*WORK REQUEST*: In the passage on Trump and the Republican Party, whose Supreme Court nomination does the text say Republicans refused to even consider?

*EXCERPTED PASSAGE*:
Furthermore, Trump will not cease to exist on November 9. America’s most self-obsessed grandstander will not retreat, tail between his legs, to live out the rest of his days in Howard Hughes-ish solitude. Trump, who has significantly higher favorable ratings within the GOP than Ryan, will continue to be a force in the party. And all signs point to the fact that he will not go quietly, should he lose. Trump has signaled repeatedly that he will contest the results of the election if they do not fall in his favor. This suggests that the Trump-fueled erasure of civic norms will continue—who would have predicted that we would look back fondly on John McCain’s 2008 concession speech?—and that the Republican Party has every incentive to go along with it.

Republicans in elected office have telegraphed that, should Hillary Clinton win, they will spend the next four years doing everything in their power to subvert her presidency, with some even suggesting that she could be impeached immediately after taking office. The hounding of the Clintons is one of the Republican Party’s proudest traditions, and Trump will be a more prominent and important tool in this respect than anything in the Republican woodshed in the 1990s.

Going after Clinton will unify the party’s shrinking base, giving it no reason to go through the kind of soul-searching necessary to re-establish itself as a viable national party. Instead, we’ll continue talking about Clinton’s emails and Benghazi forever, until a new scandal emerges. Far from recalibrating itself for future national elections, the Republican Party can keep playing Trump’s tune of “lock her up.” As my colleague Brian Beutler has written, the Republicans in Congress will extend, not retract, Trump’s claims of illegitimacy, and use them to prevent the government from functioning: judicial vacancies will lie unfilled, legislation will not be passed—nothing will get done. The refusal to even consider President Barack Obama’s nomination of Merrick Garland to the Supreme Court is the new normal.

Any policy seen as benefitting non-white voters is even deader than it was before. When it comes to immigration, anything short of The Wall is off the table. Ethno-nationalism has become the defining characteristic of the GOP, and from now on Republicans, from statehouse races to the presidency, will be competing for the white nationalist vote, which could accelerate the Republican Party’s makeover as an unapologetic white nationalist party.

Finally, the right-wing echo chamber—particularly talk radio and Fox News—has been instrumental in determining the nature of the modern Republican Party. But Trump’s campaign has shown that there is a willingness to embrace new levels of misinformation. He has both further eroded the public’s trust in the national news media and actively promoted stories that have no basis whatsoever in reality. One of the Trump’s campaign’s most important lasting legacies will be its embrace of blatant falsehood as political strategy and its championing of outlets like Breitbart that would have been considered untouchable even a few years ago.

*DATA LISTING*:
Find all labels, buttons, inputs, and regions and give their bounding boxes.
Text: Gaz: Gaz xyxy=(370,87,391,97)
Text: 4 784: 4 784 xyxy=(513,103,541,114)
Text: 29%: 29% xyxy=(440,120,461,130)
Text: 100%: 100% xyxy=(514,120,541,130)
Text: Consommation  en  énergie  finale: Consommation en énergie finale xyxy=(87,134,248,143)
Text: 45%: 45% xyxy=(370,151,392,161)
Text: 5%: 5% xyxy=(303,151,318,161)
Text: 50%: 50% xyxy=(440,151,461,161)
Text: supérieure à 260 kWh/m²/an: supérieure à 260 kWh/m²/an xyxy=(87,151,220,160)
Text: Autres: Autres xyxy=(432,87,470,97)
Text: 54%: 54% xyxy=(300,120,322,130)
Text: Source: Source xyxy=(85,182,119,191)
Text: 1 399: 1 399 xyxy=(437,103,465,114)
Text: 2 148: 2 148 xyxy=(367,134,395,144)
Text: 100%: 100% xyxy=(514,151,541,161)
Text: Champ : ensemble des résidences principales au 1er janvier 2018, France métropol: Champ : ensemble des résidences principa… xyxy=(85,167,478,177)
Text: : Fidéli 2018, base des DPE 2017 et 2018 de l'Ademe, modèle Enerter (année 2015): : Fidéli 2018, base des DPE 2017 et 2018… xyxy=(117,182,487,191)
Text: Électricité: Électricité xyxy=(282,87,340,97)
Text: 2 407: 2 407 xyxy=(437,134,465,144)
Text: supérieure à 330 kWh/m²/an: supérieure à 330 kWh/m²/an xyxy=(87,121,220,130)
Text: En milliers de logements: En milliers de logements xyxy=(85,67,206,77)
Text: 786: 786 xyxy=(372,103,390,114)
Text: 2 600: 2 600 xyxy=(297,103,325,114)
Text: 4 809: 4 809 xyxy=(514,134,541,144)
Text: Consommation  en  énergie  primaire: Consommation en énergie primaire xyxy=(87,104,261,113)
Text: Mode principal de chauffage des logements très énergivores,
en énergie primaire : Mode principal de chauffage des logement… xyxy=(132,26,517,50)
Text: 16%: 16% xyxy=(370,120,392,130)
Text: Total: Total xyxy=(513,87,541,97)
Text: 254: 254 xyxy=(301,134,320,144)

*OUTPUT FOR THIS EXERCISE*: Merrick Garland's, nominated by President Barack Obama.